> Listed records
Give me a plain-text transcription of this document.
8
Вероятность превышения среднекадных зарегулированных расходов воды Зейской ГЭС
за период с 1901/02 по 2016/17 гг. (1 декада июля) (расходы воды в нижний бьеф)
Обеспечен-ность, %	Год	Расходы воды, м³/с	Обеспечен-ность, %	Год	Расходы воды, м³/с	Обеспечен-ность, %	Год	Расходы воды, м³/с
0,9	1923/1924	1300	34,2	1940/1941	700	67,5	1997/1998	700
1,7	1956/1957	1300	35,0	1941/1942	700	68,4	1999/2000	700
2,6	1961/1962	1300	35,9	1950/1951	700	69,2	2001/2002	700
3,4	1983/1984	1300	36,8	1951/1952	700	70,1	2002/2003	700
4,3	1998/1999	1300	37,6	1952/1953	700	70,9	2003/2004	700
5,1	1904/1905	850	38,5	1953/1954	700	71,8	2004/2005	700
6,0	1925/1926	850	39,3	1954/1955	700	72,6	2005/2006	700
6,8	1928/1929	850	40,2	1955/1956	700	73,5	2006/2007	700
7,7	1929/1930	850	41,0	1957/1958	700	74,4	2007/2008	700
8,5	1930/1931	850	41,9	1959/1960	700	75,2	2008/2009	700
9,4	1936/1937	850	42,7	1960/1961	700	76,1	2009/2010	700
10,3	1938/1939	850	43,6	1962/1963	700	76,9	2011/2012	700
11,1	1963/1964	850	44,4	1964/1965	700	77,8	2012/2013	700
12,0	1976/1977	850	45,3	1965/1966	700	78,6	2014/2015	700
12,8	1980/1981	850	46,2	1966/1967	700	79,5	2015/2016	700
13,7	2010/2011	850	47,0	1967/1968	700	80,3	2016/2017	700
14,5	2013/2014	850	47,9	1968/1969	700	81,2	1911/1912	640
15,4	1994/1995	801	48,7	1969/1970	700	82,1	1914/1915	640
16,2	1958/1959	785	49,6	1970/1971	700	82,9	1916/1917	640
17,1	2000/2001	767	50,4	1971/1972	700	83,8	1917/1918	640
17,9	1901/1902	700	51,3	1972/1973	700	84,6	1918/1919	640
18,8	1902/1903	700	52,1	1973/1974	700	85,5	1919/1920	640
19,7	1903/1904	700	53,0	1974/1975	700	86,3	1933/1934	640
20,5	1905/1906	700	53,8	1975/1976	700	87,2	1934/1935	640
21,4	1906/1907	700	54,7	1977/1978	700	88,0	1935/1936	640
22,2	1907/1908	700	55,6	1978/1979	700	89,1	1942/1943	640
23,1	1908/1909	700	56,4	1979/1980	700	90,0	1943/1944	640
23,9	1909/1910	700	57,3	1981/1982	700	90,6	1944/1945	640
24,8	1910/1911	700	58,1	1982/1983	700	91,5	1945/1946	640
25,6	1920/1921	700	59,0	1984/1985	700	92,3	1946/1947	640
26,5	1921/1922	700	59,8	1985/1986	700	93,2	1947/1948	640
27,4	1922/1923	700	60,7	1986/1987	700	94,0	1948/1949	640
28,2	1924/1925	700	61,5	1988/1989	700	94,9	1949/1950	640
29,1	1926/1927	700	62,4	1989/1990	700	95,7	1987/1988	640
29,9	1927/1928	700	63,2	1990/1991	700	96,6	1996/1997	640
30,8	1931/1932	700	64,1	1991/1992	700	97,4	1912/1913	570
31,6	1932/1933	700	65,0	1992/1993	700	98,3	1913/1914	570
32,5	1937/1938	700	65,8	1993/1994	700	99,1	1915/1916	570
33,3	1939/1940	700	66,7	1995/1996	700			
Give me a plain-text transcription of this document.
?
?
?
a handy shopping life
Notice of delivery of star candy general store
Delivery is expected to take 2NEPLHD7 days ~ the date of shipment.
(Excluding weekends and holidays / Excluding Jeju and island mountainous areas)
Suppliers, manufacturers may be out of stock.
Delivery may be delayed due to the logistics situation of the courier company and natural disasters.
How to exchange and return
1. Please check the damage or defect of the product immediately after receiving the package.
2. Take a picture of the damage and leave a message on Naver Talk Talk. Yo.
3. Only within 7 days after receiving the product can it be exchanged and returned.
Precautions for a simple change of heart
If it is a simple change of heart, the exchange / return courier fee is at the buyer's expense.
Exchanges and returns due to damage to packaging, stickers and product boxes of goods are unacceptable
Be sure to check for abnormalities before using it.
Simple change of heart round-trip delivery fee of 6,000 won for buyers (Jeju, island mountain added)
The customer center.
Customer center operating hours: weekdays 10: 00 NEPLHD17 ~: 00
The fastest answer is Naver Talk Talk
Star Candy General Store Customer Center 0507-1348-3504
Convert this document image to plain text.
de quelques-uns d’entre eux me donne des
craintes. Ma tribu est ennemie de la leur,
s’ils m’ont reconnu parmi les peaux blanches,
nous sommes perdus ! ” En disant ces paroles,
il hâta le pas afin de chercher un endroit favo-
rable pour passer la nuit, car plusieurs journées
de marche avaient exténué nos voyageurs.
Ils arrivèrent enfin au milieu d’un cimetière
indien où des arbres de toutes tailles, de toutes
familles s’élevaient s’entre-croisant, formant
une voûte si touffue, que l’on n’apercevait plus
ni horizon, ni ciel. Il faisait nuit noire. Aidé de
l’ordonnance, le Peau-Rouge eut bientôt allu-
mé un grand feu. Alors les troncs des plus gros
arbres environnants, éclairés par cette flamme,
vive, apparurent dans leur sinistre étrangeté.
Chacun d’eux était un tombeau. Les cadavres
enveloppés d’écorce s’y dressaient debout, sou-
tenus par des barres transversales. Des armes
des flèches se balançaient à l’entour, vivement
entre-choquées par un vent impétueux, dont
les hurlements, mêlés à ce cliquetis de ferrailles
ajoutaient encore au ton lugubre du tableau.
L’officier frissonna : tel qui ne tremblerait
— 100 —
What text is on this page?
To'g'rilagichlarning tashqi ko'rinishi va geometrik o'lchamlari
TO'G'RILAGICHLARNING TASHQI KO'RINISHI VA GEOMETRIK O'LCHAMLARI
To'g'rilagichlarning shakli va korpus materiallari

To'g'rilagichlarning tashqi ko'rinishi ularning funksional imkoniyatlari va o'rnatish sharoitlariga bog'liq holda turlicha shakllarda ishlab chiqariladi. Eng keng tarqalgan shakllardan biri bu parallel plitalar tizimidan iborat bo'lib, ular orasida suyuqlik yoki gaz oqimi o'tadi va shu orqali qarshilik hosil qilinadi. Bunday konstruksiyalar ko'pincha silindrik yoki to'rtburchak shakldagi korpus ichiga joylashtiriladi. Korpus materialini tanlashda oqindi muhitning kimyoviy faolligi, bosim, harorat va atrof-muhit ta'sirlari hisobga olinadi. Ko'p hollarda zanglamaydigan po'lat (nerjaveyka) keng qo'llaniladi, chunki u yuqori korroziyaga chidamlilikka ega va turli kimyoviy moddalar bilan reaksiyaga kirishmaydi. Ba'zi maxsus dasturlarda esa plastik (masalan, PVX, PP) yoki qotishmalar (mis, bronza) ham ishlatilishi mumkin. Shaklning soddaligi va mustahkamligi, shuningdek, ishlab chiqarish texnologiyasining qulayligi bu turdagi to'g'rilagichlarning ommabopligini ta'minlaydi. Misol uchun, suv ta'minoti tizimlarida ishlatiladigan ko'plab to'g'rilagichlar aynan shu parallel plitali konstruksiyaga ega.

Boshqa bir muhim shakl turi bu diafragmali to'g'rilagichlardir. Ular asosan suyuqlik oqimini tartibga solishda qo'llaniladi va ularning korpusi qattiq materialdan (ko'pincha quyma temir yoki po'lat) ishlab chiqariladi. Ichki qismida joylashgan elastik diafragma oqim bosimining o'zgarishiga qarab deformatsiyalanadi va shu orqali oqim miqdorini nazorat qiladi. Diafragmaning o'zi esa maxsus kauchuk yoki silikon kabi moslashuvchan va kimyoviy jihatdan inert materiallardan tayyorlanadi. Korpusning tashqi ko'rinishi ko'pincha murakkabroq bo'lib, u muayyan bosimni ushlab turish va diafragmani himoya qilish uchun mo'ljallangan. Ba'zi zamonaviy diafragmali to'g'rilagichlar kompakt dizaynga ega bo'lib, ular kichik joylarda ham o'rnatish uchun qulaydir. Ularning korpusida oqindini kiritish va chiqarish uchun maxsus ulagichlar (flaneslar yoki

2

> Your goal
Go through the entries above and pull out each line with "this" in it.

> Task answer
Give me a plain-text transcription of this document.
Give me a plain-text transcription of this document.
Convert this document image to plain text.
What text is on this page?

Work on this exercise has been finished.